Aim
Copy the data below exactly, omitting any picture it contains.

Dataset excerpts

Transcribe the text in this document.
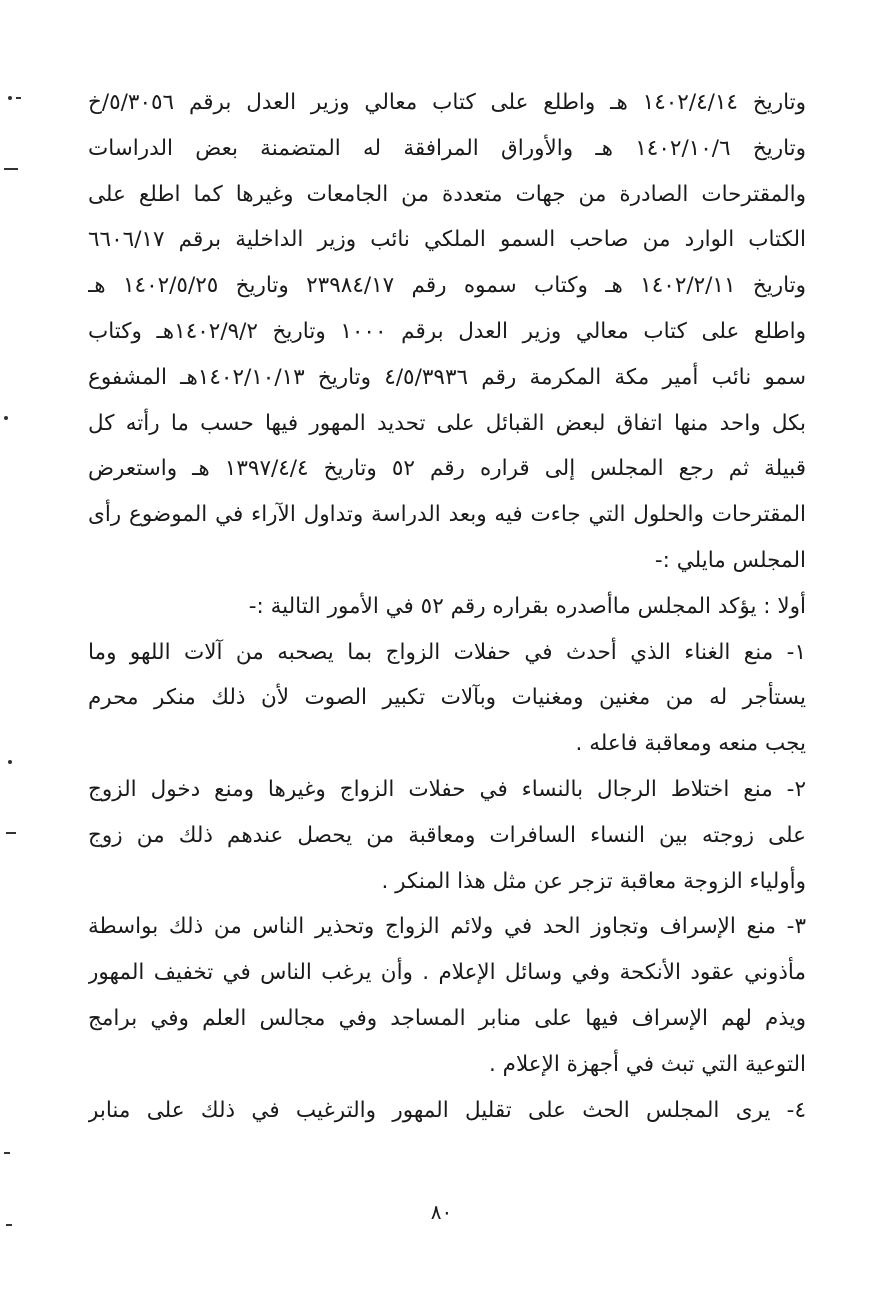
وتاريخ ١٤٠٢/٤/١٤ هـ واطلع على كتاب معالي وزير العدل برقم ٥/٣٠٥٦/خ
وتاريخ ١٤٠٢/١٠/٦ هـ والأوراق المرافقة له المتضمنة بعض الدراسات
والمقترحات الصادرة من جهات متعددة من الجامعات وغيرها كما اطلع على
الكتاب الوارد من صاحب السمو الملكي نائب وزير الداخلية برقم ٦٦٠٦/١٧
وتاريخ ١٤٠٢/٢/١١ هـ وكتاب سموه رقم ٢٣٩٨٤/١٧ وتاريخ ١٤٠٢/٥/٢٥ هـ
واطلع على كتاب معالي وزير العدل برقم ١٠٠٠ وتاريخ ١٤٠٢/٩/٢هـ وكتاب
سمو نائب أمير مكة المكرمة رقم ٤/٥/٣٩٣٦ وتاريخ ١٤٠٢/١٠/١٣هـ المشفوع
بكل واحد منها اتفاق لبعض القبائل على تحديد المهور فيها حسب ما رأته كل
قبيلة ثم رجع المجلس إلى قراره رقم ٥٢ وتاريخ ١٣٩٧/٤/٤ هـ واستعرض
المقترحات والحلول التي جاءت فيه وبعد الدراسة وتداول الآراء في الموضوع رأى
المجلس مايلي :-
أولا : يؤكد المجلس ماأصدره بقراره رقم ٥٢ في الأمور التالية :-
١- منع الغناء الذي أحدث في حفلات الزواج بما يصحبه من آلات اللهو وما
يستأجر له من مغنين ومغنيات وبآلات تكبير الصوت لأن ذلك منكر محرم
يجب منعه ومعاقبة فاعله .
٢- منع اختلاط الرجال بالنساء في حفلات الزواج وغيرها ومنع دخول الزوج
على زوجته بين النساء السافرات ومعاقبة من يحصل عندهم ذلك من زوج
وأولياء الزوجة معاقبة تزجر عن مثل هذا المنكر .
٣- منع الإسراف وتجاوز الحد في ولائم الزواج وتحذير الناس من ذلك بواسطة
مأذوني عقود الأنكحة وفي وسائل الإعلام . وأن يرغب الناس في تخفيف المهور
ويذم لهم الإسراف فيها على منابر المساجد وفي مجالس العلم وفي برامج
التوعية التي تبث في أجهزة الإعلام .
٤- يرى المجلس الحث على تقليل المهور والترغيب في ذلك على منابر
٨٠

Exercise solution
Transcribe the text in this document.
وتاريخ ١٤٠٢/٤/١٤ هـ واطلع على كتاب معالي وزير العدل برقم ٥/٣٠٥٦/خ
وتاريخ ١٤٠٢/١٠/٦ هـ والأوراق المرافقة له المتضمنة بعض الدراسات
والمقترحات الصادرة من جهات متعددة من الجامعات وغيرها كما اطلع على
الكتاب الوارد من صاحب السمو الملكي نائب وزير الداخلية برقم ٦٦٠٦/١٧
وتاريخ ١٤٠٢/٢/١١ هـ وكتاب سموه رقم ٢٣٩٨٤/١٧ وتاريخ ١٤٠٢/٥/٢٥ هـ
واطلع على كتاب معالي وزير العدل برقم ١٠٠٠ وتاريخ ١٤٠٢/٩/٢هـ وكتاب
سمو نائب أمير مكة المكرمة رقم ٤/٥/٣٩٣٦ وتاريخ ١٤٠٢/١٠/١٣هـ المشفوع
بكل واحد منها اتفاق لبعض القبائل على تحديد المهور فيها حسب ما رأته كل
قبيلة ثم رجع المجلس إلى قراره رقم ٥٢ وتاريخ ١٣٩٧/٤/٤ هـ واستعرض
المقترحات والحلول التي جاءت فيه وبعد الدراسة وتداول الآراء في الموضوع رأى
المجلس مايلي :-
أولا : يؤكد المجلس ماأصدره بقراره رقم ٥٢ في الأمور التالية :-
١- منع الغناء الذي أحدث في حفلات الزواج بما يصحبه من آلات اللهو وما
يستأجر له من مغنين ومغنيات وبآلات تكبير الصوت لأن ذلك منكر محرم
يجب منعه ومعاقبة فاعله .
٢- منع اختلاط الرجال بالنساء في حفلات الزواج وغيرها ومنع دخول الزوج
على زوجته بين النساء السافرات ومعاقبة من يحصل عندهم ذلك من زوج
وأولياء الزوجة معاقبة تزجر عن مثل هذا المنكر .
٣- منع الإسراف وتجاوز الحد في ولائم الزواج وتحذير الناس من ذلك بواسطة
مأذوني عقود الأنكحة وفي وسائل الإعلام . وأن يرغب الناس في تخفيف المهور
ويذم لهم الإسراف فيها على منابر المساجد وفي مجالس العلم وفي برامج
التوعية التي تبث في أجهزة الإعلام .
٤- يرى المجلس الحث على تقليل المهور والترغيب في ذلك على منابر
٨٠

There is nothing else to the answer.